## [Work instructions]
Make a tally of the lines in the records that include the string "treatment", and give only that number.

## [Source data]
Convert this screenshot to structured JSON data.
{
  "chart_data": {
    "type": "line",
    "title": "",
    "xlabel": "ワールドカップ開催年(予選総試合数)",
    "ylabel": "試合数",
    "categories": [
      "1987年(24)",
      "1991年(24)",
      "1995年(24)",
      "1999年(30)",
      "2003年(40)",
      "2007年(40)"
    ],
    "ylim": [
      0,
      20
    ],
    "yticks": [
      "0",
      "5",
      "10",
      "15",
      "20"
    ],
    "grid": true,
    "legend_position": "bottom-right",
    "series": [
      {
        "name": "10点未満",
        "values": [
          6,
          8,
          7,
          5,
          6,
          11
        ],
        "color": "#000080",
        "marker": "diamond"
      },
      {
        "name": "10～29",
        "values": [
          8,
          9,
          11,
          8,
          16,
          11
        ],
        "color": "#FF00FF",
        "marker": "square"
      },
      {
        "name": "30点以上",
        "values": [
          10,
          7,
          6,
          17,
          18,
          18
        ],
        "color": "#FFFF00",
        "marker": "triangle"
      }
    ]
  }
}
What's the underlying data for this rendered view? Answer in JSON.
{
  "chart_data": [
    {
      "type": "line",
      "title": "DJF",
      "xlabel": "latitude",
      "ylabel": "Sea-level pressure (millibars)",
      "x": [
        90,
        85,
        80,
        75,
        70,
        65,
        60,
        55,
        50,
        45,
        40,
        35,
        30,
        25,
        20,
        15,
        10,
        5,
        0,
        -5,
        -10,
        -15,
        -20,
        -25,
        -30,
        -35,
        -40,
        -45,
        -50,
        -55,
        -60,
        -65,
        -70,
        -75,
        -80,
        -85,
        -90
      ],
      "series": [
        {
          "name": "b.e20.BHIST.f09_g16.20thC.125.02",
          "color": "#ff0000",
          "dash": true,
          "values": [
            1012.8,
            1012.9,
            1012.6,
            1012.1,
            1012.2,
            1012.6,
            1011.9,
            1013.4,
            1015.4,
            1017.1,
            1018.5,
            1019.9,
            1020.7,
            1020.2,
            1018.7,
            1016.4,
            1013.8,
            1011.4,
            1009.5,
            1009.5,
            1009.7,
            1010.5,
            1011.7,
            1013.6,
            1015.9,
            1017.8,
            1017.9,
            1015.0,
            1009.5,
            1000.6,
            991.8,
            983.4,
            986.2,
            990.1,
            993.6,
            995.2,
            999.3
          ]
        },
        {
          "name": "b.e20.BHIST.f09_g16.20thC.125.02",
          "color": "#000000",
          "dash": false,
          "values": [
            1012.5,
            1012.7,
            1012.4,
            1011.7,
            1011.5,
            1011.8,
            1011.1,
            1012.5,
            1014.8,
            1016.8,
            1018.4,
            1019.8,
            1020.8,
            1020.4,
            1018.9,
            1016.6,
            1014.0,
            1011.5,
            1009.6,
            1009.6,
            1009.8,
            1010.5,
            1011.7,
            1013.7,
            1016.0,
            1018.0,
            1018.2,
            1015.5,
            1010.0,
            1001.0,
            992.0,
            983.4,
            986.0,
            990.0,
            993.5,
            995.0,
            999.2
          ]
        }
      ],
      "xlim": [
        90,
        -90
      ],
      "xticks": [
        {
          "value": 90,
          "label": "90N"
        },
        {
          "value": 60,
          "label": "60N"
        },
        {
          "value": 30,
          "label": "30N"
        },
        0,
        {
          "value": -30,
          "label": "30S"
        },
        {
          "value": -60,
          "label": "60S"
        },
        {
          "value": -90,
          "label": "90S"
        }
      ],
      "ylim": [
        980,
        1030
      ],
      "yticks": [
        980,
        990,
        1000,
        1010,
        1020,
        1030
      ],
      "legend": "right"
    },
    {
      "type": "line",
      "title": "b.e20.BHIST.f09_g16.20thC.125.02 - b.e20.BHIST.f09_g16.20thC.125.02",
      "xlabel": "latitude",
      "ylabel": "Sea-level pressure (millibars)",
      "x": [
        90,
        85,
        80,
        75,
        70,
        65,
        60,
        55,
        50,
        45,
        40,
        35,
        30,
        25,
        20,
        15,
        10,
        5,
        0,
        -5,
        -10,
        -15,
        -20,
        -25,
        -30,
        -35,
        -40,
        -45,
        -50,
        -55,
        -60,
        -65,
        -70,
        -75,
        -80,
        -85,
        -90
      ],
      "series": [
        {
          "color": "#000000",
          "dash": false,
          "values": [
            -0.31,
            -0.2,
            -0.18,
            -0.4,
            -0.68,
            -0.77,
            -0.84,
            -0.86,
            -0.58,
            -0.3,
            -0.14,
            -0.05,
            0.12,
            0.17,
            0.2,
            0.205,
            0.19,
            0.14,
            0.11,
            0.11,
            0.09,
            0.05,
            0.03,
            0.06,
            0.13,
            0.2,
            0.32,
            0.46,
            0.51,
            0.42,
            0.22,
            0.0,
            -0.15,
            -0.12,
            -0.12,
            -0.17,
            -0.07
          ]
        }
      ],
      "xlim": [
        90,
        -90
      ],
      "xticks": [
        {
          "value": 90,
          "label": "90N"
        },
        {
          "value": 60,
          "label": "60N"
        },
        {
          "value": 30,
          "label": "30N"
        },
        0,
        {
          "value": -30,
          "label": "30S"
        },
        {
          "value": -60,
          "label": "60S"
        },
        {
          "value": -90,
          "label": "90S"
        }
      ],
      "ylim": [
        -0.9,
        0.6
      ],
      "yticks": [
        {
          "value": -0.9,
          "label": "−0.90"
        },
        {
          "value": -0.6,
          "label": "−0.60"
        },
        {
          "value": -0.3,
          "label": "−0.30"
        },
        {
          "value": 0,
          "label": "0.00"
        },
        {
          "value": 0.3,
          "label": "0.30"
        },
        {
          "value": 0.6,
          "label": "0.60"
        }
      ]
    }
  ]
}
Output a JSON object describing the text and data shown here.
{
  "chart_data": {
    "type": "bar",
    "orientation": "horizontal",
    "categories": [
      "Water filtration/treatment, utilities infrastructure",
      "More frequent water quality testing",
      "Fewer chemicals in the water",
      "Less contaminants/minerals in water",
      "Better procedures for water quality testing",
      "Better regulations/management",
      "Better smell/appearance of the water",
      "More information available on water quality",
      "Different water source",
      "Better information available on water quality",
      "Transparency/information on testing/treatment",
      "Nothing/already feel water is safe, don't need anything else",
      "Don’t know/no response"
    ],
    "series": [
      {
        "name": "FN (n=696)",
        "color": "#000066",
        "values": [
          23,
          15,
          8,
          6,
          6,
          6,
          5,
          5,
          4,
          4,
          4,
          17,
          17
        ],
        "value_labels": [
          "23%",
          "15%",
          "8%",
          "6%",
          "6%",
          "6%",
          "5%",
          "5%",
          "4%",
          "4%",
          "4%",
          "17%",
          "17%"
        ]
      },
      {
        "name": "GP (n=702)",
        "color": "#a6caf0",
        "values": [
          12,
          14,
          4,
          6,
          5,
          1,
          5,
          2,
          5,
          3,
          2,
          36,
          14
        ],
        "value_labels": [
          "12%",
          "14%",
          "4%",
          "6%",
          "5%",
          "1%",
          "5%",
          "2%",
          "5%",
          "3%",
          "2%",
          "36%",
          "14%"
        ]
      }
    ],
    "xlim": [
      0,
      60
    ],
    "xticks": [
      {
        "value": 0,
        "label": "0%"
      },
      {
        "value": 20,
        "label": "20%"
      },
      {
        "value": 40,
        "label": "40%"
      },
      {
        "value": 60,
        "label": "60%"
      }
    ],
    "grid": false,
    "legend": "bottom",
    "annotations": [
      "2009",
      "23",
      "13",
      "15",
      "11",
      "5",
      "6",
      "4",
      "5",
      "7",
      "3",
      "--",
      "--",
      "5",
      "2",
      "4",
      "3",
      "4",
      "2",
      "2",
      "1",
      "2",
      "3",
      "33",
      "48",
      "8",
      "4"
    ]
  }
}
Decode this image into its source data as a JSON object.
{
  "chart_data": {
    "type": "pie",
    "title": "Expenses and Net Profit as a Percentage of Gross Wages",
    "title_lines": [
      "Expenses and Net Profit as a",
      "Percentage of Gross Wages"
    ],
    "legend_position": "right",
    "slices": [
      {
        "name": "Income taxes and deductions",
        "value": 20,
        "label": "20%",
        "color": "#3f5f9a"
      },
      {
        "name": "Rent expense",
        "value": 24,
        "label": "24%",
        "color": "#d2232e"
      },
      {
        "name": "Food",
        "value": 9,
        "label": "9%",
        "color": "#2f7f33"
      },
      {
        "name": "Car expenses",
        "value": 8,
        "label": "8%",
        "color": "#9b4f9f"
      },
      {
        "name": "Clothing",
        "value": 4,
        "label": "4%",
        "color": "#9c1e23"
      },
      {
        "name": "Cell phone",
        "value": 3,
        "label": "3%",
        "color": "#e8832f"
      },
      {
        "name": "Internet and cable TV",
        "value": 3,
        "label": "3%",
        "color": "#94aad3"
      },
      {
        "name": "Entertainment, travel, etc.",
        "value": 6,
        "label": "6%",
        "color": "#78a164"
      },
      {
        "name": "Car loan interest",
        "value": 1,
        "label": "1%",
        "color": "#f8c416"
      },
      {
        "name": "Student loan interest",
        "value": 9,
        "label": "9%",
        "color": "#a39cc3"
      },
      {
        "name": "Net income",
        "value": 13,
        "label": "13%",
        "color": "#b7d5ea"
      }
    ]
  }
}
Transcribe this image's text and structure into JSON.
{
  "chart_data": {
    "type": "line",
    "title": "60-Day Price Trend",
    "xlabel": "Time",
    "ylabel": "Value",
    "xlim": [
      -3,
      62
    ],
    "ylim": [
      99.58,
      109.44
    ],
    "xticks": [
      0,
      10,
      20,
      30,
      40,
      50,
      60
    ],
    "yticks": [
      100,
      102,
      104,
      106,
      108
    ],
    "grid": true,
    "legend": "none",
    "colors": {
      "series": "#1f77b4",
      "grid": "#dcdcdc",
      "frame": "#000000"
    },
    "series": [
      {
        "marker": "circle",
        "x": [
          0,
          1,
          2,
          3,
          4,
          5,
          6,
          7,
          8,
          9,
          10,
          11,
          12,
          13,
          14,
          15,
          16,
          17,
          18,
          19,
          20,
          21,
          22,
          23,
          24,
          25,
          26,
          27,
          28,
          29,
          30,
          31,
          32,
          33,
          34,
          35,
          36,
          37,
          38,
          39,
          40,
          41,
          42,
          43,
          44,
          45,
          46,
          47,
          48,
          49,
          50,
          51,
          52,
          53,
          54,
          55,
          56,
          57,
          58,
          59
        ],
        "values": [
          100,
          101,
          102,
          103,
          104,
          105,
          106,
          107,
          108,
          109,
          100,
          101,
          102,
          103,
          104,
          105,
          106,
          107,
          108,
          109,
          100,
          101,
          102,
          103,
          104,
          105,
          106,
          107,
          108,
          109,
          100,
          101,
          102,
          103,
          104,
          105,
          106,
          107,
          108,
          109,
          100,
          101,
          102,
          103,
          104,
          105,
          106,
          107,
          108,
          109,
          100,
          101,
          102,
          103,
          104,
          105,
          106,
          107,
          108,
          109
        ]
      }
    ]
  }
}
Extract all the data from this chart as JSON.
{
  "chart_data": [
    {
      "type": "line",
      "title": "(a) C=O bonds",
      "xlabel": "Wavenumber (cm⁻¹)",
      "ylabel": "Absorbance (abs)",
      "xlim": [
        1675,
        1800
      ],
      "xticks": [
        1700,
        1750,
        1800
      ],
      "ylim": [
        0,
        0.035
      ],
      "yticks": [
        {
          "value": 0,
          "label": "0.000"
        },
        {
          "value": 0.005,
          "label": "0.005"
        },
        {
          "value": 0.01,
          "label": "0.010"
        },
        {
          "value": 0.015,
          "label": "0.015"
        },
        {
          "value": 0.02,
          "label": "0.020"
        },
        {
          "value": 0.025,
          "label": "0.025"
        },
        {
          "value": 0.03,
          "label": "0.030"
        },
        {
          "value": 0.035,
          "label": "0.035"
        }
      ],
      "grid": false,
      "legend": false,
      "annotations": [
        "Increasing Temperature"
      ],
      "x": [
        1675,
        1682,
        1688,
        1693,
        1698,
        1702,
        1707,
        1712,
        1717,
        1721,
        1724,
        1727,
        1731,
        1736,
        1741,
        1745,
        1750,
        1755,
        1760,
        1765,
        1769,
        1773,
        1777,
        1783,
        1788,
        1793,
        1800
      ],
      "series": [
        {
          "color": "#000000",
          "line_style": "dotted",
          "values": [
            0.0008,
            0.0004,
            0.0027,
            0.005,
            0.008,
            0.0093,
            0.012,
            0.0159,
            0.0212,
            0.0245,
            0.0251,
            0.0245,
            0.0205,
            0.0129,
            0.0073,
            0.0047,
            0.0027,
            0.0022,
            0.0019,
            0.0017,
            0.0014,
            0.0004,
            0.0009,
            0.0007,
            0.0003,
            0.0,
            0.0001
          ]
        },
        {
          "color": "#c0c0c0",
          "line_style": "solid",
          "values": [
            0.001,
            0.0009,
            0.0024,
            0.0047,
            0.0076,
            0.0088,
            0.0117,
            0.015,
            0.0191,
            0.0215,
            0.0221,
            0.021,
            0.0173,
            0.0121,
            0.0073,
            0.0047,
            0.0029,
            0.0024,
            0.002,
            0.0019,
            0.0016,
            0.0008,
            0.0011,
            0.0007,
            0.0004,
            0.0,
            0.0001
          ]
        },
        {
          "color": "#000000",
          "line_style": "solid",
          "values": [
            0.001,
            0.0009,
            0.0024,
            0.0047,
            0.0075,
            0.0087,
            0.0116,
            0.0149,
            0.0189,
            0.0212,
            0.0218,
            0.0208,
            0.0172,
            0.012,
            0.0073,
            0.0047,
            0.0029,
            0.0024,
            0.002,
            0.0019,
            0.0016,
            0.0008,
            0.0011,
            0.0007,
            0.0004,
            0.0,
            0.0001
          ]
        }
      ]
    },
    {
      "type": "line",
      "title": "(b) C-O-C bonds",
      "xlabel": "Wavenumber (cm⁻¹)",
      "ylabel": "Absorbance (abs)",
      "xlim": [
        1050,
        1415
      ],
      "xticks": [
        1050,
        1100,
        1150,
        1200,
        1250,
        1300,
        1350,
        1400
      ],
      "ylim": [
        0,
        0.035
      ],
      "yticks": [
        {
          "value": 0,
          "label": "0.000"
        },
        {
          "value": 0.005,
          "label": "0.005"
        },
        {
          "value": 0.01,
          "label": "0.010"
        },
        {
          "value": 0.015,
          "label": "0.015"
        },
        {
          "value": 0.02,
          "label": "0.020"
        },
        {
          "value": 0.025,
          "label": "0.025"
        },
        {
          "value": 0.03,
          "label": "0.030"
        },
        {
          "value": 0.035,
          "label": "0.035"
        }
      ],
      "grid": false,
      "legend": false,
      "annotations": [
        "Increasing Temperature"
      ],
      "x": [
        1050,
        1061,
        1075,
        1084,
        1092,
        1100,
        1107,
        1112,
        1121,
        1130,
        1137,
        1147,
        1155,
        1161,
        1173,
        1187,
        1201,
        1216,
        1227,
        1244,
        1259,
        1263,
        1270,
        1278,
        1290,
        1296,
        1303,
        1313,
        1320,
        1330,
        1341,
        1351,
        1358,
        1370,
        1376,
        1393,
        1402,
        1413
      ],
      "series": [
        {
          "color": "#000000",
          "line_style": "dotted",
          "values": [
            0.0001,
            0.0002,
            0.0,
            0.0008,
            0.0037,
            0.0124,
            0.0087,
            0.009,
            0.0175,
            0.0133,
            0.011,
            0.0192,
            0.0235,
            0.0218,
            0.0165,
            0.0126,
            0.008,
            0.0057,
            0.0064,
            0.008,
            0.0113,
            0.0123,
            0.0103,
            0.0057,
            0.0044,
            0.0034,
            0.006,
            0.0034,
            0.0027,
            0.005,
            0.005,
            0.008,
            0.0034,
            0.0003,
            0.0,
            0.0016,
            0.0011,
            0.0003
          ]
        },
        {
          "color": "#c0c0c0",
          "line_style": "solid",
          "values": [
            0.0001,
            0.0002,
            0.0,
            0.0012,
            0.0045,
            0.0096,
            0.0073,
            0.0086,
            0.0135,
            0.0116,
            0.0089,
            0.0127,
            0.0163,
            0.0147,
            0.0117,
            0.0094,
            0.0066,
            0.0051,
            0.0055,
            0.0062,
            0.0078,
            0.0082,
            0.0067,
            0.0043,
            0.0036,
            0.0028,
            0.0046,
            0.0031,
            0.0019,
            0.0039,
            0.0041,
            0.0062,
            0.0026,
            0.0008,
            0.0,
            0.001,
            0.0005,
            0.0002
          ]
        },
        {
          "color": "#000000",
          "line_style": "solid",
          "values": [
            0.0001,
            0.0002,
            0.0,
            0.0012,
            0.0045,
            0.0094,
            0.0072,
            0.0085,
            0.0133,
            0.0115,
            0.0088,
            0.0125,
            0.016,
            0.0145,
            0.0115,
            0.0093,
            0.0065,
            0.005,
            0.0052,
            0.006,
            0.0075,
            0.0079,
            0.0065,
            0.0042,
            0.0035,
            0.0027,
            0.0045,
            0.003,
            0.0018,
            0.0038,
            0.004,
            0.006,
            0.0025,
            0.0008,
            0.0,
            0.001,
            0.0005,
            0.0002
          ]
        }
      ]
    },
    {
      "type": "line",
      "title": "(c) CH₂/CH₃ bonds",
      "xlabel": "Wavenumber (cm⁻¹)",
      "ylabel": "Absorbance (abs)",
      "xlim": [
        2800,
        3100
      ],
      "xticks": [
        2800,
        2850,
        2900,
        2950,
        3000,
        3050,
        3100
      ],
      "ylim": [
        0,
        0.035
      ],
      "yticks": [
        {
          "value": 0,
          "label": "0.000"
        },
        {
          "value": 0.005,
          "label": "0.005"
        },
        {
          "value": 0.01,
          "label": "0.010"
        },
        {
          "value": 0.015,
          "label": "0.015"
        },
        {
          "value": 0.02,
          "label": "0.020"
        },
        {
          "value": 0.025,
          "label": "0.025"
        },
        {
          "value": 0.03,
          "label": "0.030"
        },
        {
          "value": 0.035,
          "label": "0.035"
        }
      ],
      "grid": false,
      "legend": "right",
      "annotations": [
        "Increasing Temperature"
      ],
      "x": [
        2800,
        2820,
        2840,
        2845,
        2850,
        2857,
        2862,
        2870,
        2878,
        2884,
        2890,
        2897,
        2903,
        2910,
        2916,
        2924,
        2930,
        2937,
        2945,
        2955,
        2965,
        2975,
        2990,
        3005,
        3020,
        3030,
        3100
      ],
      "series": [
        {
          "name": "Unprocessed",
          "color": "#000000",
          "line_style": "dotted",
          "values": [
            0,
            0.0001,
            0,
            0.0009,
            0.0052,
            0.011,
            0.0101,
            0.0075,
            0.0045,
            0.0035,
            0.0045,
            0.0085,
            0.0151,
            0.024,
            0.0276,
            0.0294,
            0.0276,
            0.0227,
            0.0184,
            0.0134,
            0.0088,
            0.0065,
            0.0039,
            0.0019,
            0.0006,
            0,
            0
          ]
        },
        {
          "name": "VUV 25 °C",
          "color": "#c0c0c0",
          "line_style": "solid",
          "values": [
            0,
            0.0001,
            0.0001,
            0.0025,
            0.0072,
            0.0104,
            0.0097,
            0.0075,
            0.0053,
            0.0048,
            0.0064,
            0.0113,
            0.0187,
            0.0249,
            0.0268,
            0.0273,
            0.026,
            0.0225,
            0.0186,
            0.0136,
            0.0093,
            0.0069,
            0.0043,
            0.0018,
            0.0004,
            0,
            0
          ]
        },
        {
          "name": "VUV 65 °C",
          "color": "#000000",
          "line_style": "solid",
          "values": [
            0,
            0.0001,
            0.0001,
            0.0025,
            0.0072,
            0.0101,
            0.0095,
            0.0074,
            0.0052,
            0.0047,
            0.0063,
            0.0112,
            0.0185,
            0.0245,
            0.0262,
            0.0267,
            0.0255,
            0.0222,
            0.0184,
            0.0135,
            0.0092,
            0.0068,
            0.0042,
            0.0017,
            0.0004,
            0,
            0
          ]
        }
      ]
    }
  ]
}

## [Problem solution]
2